-- What to do --
Word for word, write the records out again, but omit each picture.

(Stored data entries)
=== Begin Enclosure ===

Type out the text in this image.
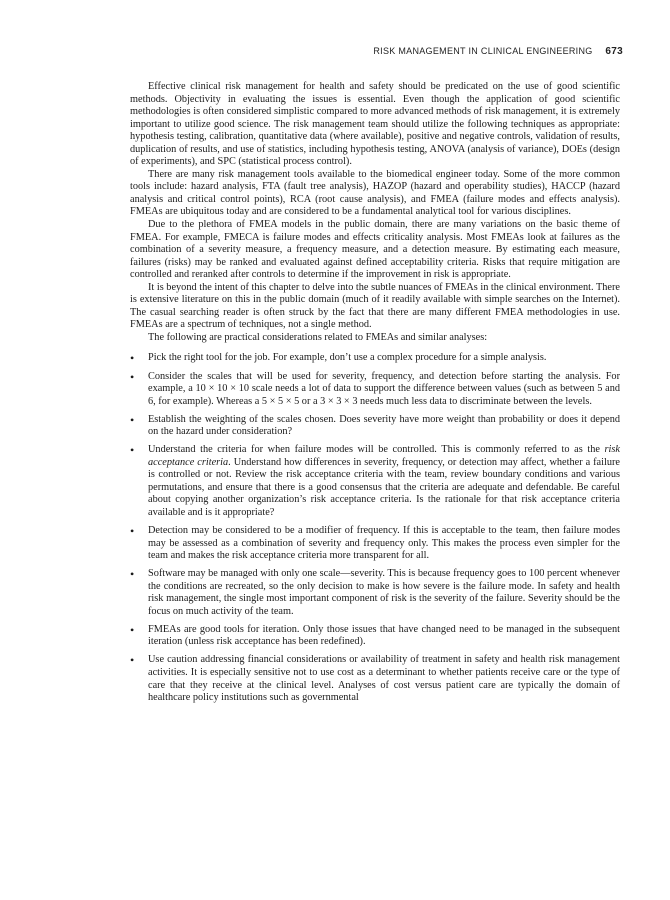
RISK MANAGEMENT IN CLINICAL ENGINEERING 673

Effective clinical risk management for health and safety should be predicated on the use of good scientific methods. Objectivity in evaluating the issues is essential. Even though the application of good scientific methodologies is often considered simplistic compared to more advanced methods of risk management, it is extremely important to utilize good science. The risk management team should utilize the following techniques as appropriate: hypothesis testing, calibration, quantitative data (where available), positive and negative controls, validation of results, duplication of results, and use of statistics, including hypothesis testing, ANOVA (analysis of variance), DOEs (design of experiments), and SPC (statistical process control).

There are many risk management tools available to the biomedical engineer today. Some of the more common tools include: hazard analysis, FTA (fault tree analysis), HAZOP (hazard and operability studies), HACCP (hazard analysis and critical control points), RCA (root cause analysis), and FMEA (failure modes and effects analysis). FMEAs are ubiquitous today and are considered to be a fundamental analytical tool for various disciplines.

Due to the plethora of FMEA models in the public domain, there are many variations on the basic theme of FMEA. For example, FMECA is failure modes and effects criticality analysis. Most FMEAs look at failures as the combination of a severity measure, a frequency measure, and a detection measure. By estimating each measure, failures (risks) may be ranked and evaluated against defined acceptability criteria. Risks that require mitigation are controlled and reranked after controls to determine if the improvement in risk is appropriate.

It is beyond the intent of this chapter to delve into the subtle nuances of FMEAs in the clinical environment. There is extensive literature on this in the public domain (much of it readily available with simple searches on the Internet). The casual searching reader is often struck by the fact that there are many different FMEA methodologies in use. FMEAs are a spectrum of techniques, not a single method.

The following are practical considerations related to FMEAs and similar analyses:

• Pick the right tool for the job. For example, don’t use a complex procedure for a simple analysis.
• Consider the scales that will be used for severity, frequency, and detection before starting the analysis. For example, a 10 × 10 × 10 scale needs a lot of data to support the difference between values (such as between 5 and 6, for example). Whereas a 5 × 5 × 5 or a 3 × 3 × 3 needs much less data to discriminate between the levels.
• Establish the weighting of the scales chosen. Does severity have more weight than probability or does it depend on the hazard under consideration?
• Understand the criteria for when failure modes will be controlled. This is commonly referred to as the risk acceptance criteria. Understand how differences in severity, frequency, or detection may affect, whether a failure is controlled or not. Review the risk acceptance criteria with the team, review boundary conditions and various permutations, and ensure that there is a good consensus that the criteria are adequate and defendable. Be careful about copying another organization’s risk acceptance criteria. Is the rationale for that risk acceptance criteria available and is it appropriate?
• Detection may be considered to be a modifier of frequency. If this is acceptable to the team, then failure modes may be assessed as a combination of severity and frequency only. This makes the process even simpler for the team and makes the risk acceptance criteria more transparent for all.
• Software may be managed with only one scale—severity. This is because frequency goes to 100 percent whenever the conditions are recreated, so the only decision to make is how severe is the failure mode. In safety and health risk management, the single most important component of risk is the severity of the failure. Severity should be the focus on much activity of the team.
• FMEAs are good tools for iteration. Only those issues that have changed need to be managed in the subsequent iteration (unless risk acceptance has been redefined).
• Use caution addressing financial considerations or availability of treatment in safety and health risk management activities. It is especially sensitive not to use cost as a determinant to whether patients receive care or the type of care that they receive at the clinical level. Analyses of cost versus patient care are typically the domain of healthcare policy institutions such as governmental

=== End Enclosure ===

-- Result of the exercise --
Type out the text in this image.
RISK MANAGEMENT IN CLINICAL ENGINEERING 673

Effective clinical risk management for health and safety should be predicated on the use of good scientific methods. Objectivity in evaluating the issues is essential. Even though the application of good scientific methodologies is often considered simplistic compared to more advanced methods of risk management, it is extremely important to utilize good science. The risk management team should utilize the following techniques as appropriate: hypothesis testing, calibration, quantitative data (where available), positive and negative controls, validation of results, duplication of results, and use of statistics, including hypothesis testing, ANOVA (analysis of variance), DOEs (design of experiments), and SPC (statistical process control).

There are many risk management tools available to the biomedical engineer today. Some of the more common tools include: hazard analysis, FTA (fault tree analysis), HAZOP (hazard and operability studies), HACCP (hazard analysis and critical control points), RCA (root cause analysis), and FMEA (failure modes and effects analysis). FMEAs are ubiquitous today and are considered to be a fundamental analytical tool for various disciplines.

Due to the plethora of FMEA models in the public domain, there are many variations on the basic theme of FMEA. For example, FMECA is failure modes and effects criticality analysis. Most FMEAs look at failures as the combination of a severity measure, a frequency measure, and a detection measure. By estimating each measure, failures (risks) may be ranked and evaluated against defined acceptability criteria. Risks that require mitigation are controlled and reranked after controls to determine if the improvement in risk is appropriate.

It is beyond the intent of this chapter to delve into the subtle nuances of FMEAs in the clinical environment. There is extensive literature on this in the public domain (much of it readily available with simple searches on the Internet). The casual searching reader is often struck by the fact that there are many different FMEA methodologies in use. FMEAs are a spectrum of techniques, not a single method.

The following are practical considerations related to FMEAs and similar analyses:

• Pick the right tool for the job. For example, don’t use a complex procedure for a simple analysis.
• Consider the scales that will be used for severity, frequency, and detection before starting the analysis. For example, a 10 × 10 × 10 scale needs a lot of data to support the difference between values (such as between 5 and 6, for example). Whereas a 5 × 5 × 5 or a 3 × 3 × 3 needs much less data to discriminate between the levels.
• Establish the weighting of the scales chosen. Does severity have more weight than probability or does it depend on the hazard under consideration?
• Understand the criteria for when failure modes will be controlled. This is commonly referred to as the risk acceptance criteria. Understand how differences in severity, frequency, or detection may affect, whether a failure is controlled or not. Review the risk acceptance criteria with the team, review boundary conditions and various permutations, and ensure that there is a good consensus that the criteria are adequate and defendable. Be careful about copying another organization’s risk acceptance criteria. Is the rationale for that risk acceptance criteria available and is it appropriate?
• Detection may be considered to be a modifier of frequency. If this is acceptable to the team, then failure modes may be assessed as a combination of severity and frequency only. This makes the process even simpler for the team and makes the risk acceptance criteria more transparent for all.
• Software may be managed with only one scale—severity. This is because frequency goes to 100 percent whenever the conditions are recreated, so the only decision to make is how severe is the failure mode. In safety and health risk management, the single most important component of risk is the severity of the failure. Severity should be the focus on much activity of the team.
• FMEAs are good tools for iteration. Only those issues that have changed need to be managed in the subsequent iteration (unless risk acceptance has been redefined).
• Use caution addressing financial considerations or availability of treatment in safety and health risk management activities. It is especially sensitive not to use cost as a determinant to whether patients receive care or the type of care that they receive at the clinical level. Analyses of cost versus patient care are typically the domain of healthcare policy institutions such as governmental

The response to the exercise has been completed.